[Records from a dataset]
——

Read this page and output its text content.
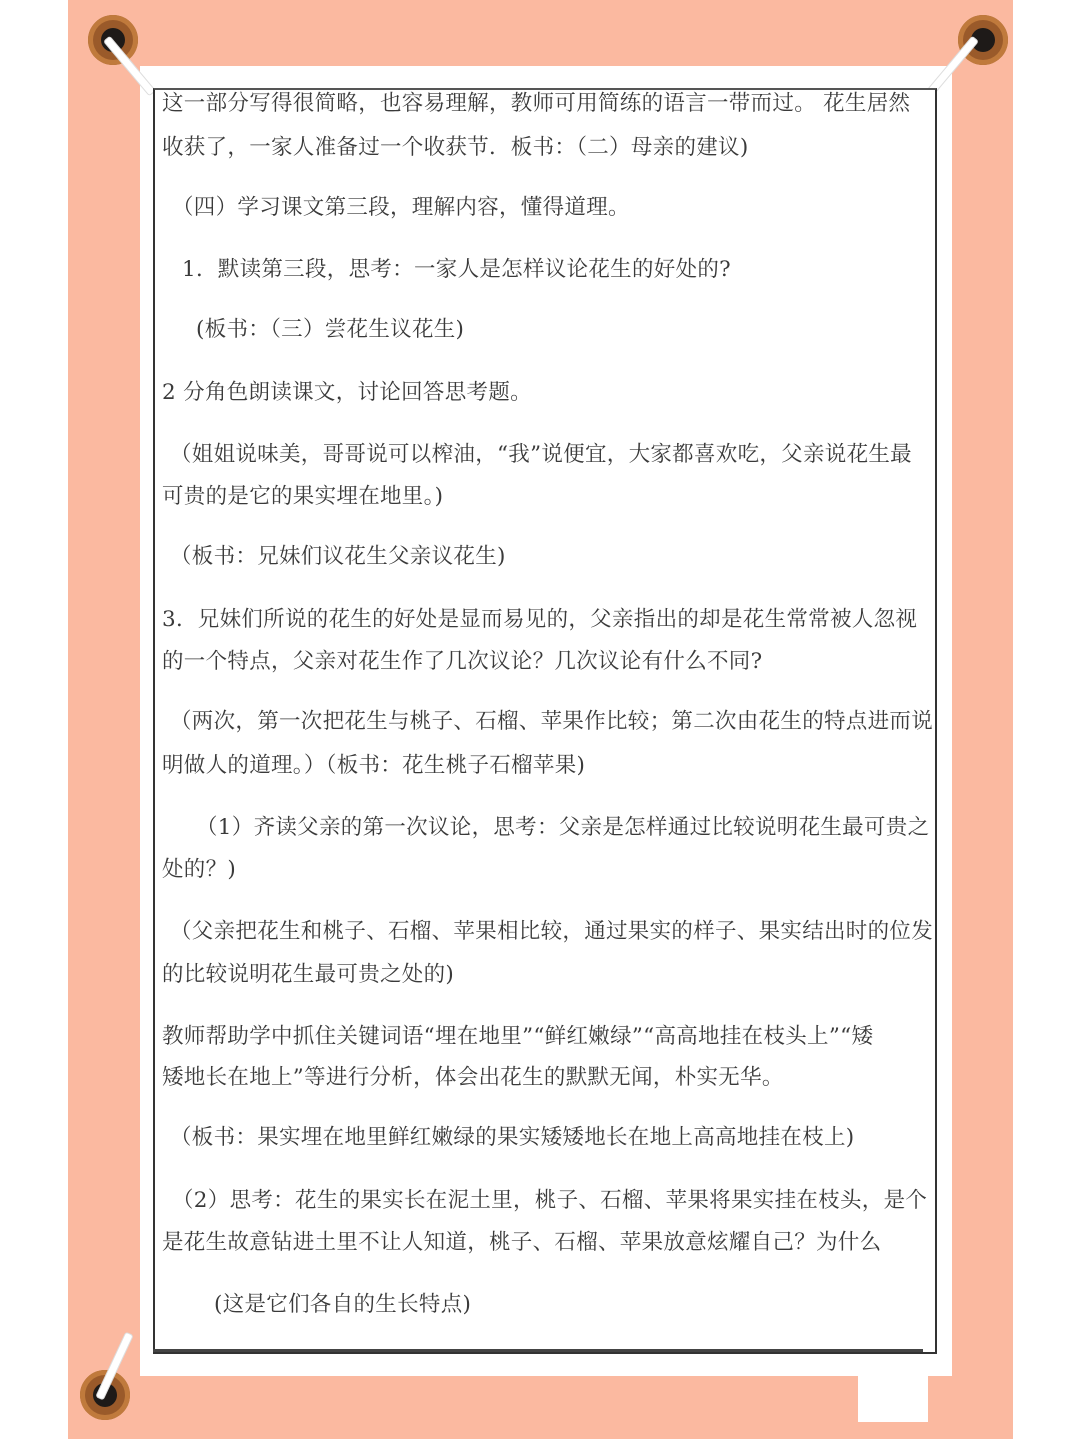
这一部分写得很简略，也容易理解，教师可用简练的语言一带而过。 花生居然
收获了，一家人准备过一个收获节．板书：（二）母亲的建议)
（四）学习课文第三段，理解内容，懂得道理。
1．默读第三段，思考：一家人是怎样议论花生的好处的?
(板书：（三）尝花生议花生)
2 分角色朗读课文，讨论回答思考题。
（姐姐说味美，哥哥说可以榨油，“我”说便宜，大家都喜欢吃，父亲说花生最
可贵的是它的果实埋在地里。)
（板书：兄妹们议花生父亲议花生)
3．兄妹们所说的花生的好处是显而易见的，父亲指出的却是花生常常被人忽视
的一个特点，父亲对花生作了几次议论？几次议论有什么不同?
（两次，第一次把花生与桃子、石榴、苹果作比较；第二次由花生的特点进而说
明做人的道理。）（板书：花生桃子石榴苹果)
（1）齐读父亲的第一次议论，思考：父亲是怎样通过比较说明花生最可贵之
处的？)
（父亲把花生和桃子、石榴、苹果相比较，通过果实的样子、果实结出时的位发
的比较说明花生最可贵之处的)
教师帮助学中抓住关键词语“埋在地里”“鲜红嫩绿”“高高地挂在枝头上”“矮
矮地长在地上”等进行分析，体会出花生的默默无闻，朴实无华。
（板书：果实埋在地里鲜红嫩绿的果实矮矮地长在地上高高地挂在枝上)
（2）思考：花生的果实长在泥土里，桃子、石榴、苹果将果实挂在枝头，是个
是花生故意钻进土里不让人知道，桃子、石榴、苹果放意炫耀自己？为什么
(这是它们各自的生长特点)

——

**What is required**. Without the pictures, output the full listing exactly as it stands.

**Final answer**.
Read this page and output its text content.
这一部分写得很简略，也容易理解，教师可用简练的语言一带而过。 花生居然
收获了，一家人准备过一个收获节．板书：（二）母亲的建议)
（四）学习课文第三段，理解内容，懂得道理。
1．默读第三段，思考：一家人是怎样议论花生的好处的?
(板书：（三）尝花生议花生)
2 分角色朗读课文，讨论回答思考题。
（姐姐说味美，哥哥说可以榨油，“我”说便宜，大家都喜欢吃，父亲说花生最
可贵的是它的果实埋在地里。)
（板书：兄妹们议花生父亲议花生)
3．兄妹们所说的花生的好处是显而易见的，父亲指出的却是花生常常被人忽视
的一个特点，父亲对花生作了几次议论？几次议论有什么不同?
（两次，第一次把花生与桃子、石榴、苹果作比较；第二次由花生的特点进而说
明做人的道理。）（板书：花生桃子石榴苹果)
（1）齐读父亲的第一次议论，思考：父亲是怎样通过比较说明花生最可贵之
处的？)
（父亲把花生和桃子、石榴、苹果相比较，通过果实的样子、果实结出时的位发
的比较说明花生最可贵之处的)
教师帮助学中抓住关键词语“埋在地里”“鲜红嫩绿”“高高地挂在枝头上”“矮
矮地长在地上”等进行分析，体会出花生的默默无闻，朴实无华。
（板书：果实埋在地里鲜红嫩绿的果实矮矮地长在地上高高地挂在枝上)
（2）思考：花生的果实长在泥土里，桃子、石榴、苹果将果实挂在枝头，是个
是花生故意钻进土里不让人知道，桃子、石榴、苹果放意炫耀自己？为什么
(这是它们各自的生长特点)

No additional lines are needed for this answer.